Every line that holds "Madrid" should be shown.

-- START --

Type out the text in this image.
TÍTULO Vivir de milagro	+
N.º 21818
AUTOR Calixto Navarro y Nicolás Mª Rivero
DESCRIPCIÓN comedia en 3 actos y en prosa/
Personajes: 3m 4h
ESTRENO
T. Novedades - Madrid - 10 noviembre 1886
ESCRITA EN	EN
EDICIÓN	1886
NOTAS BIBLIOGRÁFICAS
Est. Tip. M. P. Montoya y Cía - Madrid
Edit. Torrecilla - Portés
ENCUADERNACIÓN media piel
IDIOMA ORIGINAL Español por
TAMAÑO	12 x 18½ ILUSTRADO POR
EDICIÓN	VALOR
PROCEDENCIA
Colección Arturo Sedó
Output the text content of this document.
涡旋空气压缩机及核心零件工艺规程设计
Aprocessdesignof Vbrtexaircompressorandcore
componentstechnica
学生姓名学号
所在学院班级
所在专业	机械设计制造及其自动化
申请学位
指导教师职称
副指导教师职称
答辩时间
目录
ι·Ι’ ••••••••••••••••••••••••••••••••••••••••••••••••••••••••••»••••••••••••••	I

-- END --

● Final result
T. Novedades - Madrid - 10 noviembre 1886
Est. Tip. M. P. Montoya y Cía - Madrid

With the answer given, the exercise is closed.